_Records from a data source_
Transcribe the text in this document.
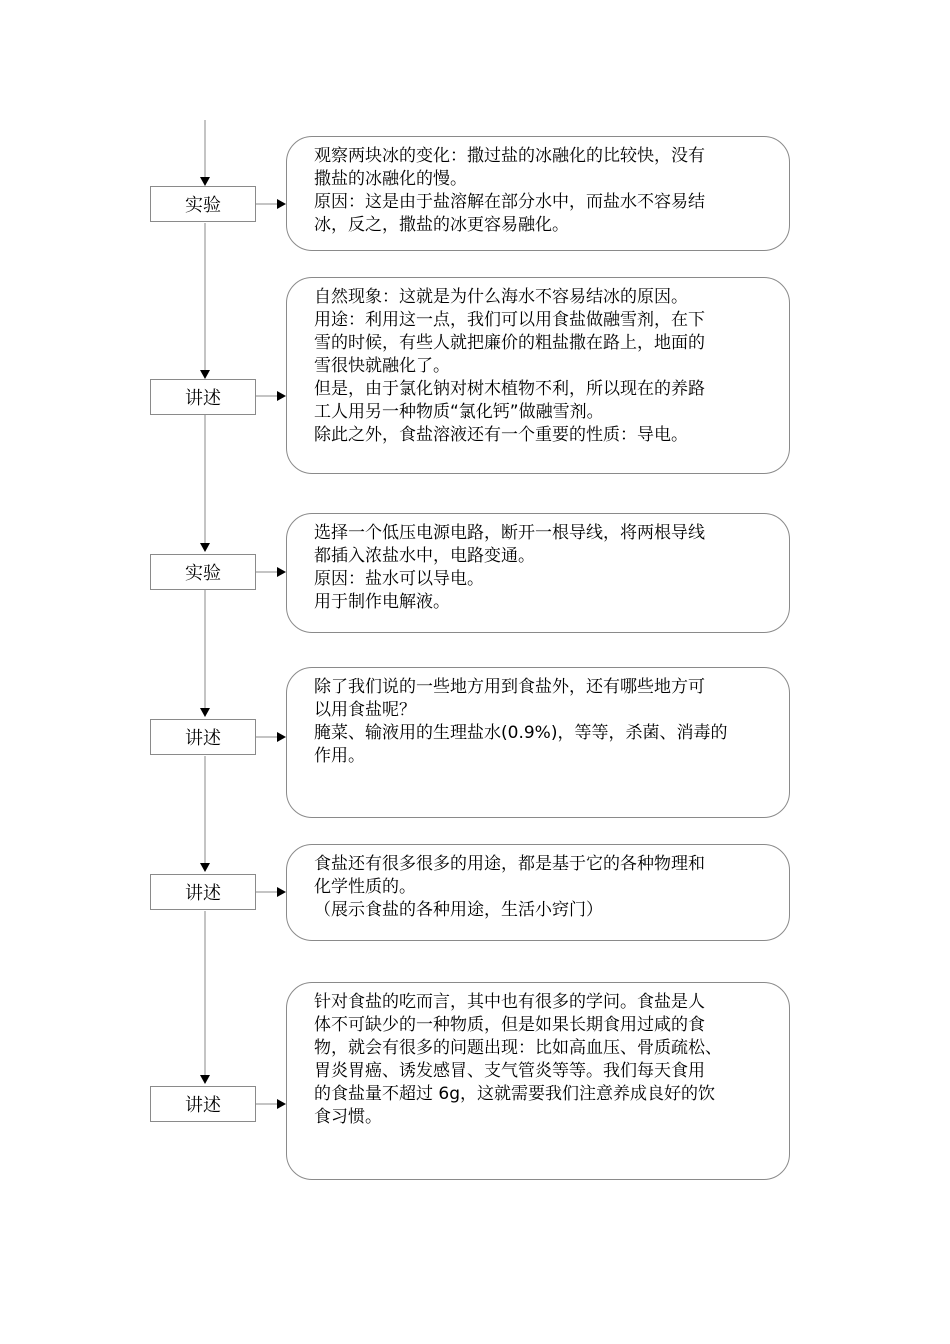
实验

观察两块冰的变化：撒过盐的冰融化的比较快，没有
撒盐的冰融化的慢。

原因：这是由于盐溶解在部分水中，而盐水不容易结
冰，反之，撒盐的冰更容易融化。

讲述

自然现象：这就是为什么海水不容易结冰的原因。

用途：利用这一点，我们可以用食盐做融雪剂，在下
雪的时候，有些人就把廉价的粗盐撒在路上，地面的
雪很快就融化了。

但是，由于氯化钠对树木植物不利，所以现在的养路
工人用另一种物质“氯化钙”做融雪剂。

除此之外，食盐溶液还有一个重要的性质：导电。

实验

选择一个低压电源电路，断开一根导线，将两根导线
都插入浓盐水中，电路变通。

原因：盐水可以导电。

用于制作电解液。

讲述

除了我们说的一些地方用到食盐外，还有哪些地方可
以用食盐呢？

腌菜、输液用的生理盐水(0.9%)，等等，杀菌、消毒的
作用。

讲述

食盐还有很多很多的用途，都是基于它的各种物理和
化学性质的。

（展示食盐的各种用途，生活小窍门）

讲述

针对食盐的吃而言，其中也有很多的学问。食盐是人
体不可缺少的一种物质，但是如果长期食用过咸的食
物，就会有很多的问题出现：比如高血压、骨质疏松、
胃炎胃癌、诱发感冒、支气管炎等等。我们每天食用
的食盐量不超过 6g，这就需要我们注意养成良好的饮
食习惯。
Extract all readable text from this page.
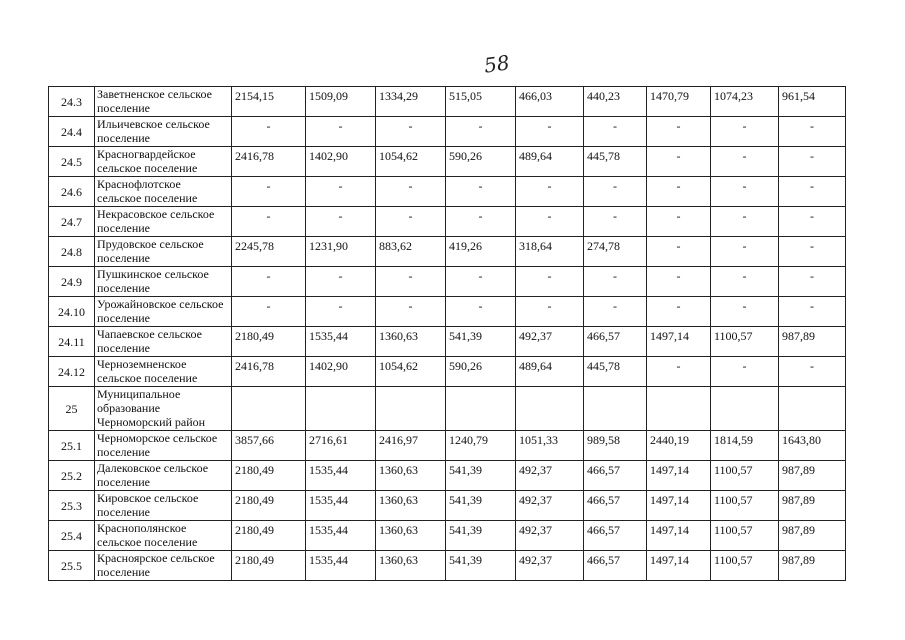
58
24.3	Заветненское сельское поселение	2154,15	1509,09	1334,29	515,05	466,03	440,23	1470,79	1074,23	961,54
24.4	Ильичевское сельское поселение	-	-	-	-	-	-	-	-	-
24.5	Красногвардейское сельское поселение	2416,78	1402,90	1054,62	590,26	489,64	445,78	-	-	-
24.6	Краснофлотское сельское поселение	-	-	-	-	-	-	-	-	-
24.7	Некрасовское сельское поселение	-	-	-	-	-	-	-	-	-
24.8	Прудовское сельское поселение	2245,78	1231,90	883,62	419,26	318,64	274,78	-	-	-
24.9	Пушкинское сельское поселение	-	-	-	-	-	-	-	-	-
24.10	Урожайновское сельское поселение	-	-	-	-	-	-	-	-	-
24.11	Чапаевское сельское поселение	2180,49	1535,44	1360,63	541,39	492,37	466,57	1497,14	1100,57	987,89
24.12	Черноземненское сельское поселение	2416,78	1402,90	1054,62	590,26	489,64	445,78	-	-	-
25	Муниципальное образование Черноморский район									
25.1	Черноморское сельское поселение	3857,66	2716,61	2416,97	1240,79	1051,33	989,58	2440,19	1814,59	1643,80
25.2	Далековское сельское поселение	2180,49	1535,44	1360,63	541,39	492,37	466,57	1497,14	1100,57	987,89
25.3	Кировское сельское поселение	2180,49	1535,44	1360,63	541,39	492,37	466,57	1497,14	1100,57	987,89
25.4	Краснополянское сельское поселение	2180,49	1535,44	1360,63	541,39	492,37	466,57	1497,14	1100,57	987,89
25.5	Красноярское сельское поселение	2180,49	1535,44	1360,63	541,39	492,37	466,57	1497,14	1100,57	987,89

_WRITTEN PROBLEM_
Will you repeat the material above, but only from the line containing "Extract all readable text from this page." through its last line, exactly and without the pictures?

_FINISHED TASK_
Extract all readable text from this page.
58
24.3	Заветненское сельское поселение	2154,15	1509,09	1334,29	515,05	466,03	440,23	1470,79	1074,23	961,54
24.4	Ильичевское сельское поселение	-	-	-	-	-	-	-	-	-
24.5	Красногвардейское сельское поселение	2416,78	1402,90	1054,62	590,26	489,64	445,78	-	-	-
24.6	Краснофлотское сельское поселение	-	-	-	-	-	-	-	-	-
24.7	Некрасовское сельское поселение	-	-	-	-	-	-	-	-	-
24.8	Прудовское сельское поселение	2245,78	1231,90	883,62	419,26	318,64	274,78	-	-	-
24.9	Пушкинское сельское поселение	-	-	-	-	-	-	-	-	-
24.10	Урожайновское сельское поселение	-	-	-	-	-	-	-	-	-
24.11	Чапаевское сельское поселение	2180,49	1535,44	1360,63	541,39	492,37	466,57	1497,14	1100,57	987,89
24.12	Черноземненское сельское поселение	2416,78	1402,90	1054,62	590,26	489,64	445,78	-	-	-
25	Муниципальное образование Черноморский район									
25.1	Черноморское сельское поселение	3857,66	2716,61	2416,97	1240,79	1051,33	989,58	2440,19	1814,59	1643,80
25.2	Далековское сельское поселение	2180,49	1535,44	1360,63	541,39	492,37	466,57	1497,14	1100,57	987,89
25.3	Кировское сельское поселение	2180,49	1535,44	1360,63	541,39	492,37	466,57	1497,14	1100,57	987,89
25.4	Краснополянское сельское поселение	2180,49	1535,44	1360,63	541,39	492,37	466,57	1497,14	1100,57	987,89
25.5	Красноярское сельское поселение	2180,49	1535,44	1360,63	541,39	492,37	466,57	1497,14	1100,57	987,89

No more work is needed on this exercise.